* START Data section *

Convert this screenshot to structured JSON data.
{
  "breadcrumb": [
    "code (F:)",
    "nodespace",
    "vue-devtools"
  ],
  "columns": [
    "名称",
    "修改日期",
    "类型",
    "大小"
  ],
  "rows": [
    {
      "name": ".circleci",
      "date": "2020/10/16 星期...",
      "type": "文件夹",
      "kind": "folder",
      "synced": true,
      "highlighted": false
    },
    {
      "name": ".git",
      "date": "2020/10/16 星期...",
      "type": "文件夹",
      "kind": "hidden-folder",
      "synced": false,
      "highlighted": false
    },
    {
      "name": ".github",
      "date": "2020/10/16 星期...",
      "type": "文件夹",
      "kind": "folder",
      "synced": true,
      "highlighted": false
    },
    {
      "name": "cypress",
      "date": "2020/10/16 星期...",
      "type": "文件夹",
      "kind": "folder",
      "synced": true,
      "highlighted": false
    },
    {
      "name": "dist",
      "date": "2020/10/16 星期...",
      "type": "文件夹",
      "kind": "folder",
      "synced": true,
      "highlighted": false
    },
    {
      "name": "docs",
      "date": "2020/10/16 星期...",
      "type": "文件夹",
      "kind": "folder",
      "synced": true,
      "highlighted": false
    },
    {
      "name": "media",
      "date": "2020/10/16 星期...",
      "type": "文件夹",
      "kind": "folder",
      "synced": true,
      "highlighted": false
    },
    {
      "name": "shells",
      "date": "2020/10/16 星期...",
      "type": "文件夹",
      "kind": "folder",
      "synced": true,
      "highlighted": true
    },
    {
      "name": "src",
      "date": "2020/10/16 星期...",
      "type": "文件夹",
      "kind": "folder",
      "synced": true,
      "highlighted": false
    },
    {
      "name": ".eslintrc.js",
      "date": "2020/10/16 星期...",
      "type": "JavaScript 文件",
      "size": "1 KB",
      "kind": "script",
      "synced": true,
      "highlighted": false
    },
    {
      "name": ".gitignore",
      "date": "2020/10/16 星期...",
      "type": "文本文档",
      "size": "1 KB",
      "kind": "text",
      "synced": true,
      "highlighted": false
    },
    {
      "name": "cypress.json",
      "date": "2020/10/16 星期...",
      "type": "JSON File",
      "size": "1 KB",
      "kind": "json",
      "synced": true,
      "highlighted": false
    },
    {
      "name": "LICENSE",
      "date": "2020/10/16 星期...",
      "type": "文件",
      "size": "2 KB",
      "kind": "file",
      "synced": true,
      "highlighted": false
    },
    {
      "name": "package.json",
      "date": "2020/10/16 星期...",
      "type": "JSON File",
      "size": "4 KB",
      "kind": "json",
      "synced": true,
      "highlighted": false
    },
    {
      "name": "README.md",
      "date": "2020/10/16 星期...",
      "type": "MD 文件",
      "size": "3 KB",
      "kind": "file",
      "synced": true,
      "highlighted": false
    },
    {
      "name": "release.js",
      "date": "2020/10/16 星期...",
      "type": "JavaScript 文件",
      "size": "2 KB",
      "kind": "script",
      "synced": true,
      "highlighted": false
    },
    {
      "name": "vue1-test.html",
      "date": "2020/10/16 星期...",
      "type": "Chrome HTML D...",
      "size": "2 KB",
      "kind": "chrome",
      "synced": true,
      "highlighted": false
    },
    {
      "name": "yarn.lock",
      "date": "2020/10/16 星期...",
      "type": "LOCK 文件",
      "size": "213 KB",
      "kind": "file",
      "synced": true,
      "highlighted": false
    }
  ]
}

* END Data section *
* START Data section *

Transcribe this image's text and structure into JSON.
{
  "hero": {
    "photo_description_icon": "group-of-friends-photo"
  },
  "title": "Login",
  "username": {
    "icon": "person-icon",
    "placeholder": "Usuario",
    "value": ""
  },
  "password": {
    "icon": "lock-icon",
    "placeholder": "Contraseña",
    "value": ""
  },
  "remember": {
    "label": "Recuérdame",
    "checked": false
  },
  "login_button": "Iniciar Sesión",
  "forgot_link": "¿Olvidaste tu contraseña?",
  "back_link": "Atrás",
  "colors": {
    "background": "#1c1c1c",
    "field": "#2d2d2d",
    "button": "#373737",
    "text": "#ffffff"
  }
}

* END Data section *
* START Data section *

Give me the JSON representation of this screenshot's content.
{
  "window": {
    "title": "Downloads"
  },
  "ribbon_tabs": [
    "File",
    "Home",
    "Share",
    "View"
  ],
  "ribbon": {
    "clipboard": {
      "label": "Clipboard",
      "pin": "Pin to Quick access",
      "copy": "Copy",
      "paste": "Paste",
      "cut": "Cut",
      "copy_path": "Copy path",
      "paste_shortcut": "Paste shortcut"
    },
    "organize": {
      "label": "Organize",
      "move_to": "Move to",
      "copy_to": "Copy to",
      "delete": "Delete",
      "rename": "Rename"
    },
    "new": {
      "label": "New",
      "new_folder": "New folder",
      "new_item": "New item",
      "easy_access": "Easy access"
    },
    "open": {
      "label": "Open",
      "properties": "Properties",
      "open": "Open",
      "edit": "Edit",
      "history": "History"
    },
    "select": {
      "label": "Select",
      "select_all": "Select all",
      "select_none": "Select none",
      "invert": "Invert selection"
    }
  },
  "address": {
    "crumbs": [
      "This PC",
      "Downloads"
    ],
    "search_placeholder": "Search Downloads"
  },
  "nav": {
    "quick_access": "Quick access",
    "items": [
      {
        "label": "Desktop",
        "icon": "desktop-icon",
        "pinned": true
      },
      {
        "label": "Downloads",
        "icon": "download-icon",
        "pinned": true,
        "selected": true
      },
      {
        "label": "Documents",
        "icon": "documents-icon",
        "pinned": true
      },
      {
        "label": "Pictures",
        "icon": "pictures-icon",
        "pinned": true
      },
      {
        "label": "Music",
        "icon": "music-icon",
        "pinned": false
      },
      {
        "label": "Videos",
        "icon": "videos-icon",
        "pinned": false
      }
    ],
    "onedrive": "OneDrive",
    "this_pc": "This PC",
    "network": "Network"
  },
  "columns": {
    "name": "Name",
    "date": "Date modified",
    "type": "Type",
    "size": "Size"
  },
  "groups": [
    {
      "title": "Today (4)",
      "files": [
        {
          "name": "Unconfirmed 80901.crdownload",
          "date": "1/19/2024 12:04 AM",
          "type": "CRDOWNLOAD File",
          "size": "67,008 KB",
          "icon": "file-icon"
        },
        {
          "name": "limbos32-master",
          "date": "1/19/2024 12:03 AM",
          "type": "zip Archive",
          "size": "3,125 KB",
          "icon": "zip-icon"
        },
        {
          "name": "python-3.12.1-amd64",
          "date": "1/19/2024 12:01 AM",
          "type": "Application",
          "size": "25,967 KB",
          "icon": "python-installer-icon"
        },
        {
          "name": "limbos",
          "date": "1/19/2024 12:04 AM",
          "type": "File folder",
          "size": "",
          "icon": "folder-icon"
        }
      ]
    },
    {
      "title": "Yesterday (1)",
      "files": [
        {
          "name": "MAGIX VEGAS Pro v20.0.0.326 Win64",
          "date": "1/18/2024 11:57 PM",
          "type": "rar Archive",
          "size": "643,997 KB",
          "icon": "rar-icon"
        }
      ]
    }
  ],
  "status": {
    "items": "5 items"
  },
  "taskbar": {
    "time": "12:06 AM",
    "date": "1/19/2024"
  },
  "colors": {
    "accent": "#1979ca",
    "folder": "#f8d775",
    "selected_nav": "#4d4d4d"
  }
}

* END Data section *

- **Requirements**
Identify every line above with the string "title" in it. Copy those lines.

- **Reply to the task**
  "title": "Login",
    "title": "Downloads"
      "title": "Today (4)",
      "title": "Yesterday (1)",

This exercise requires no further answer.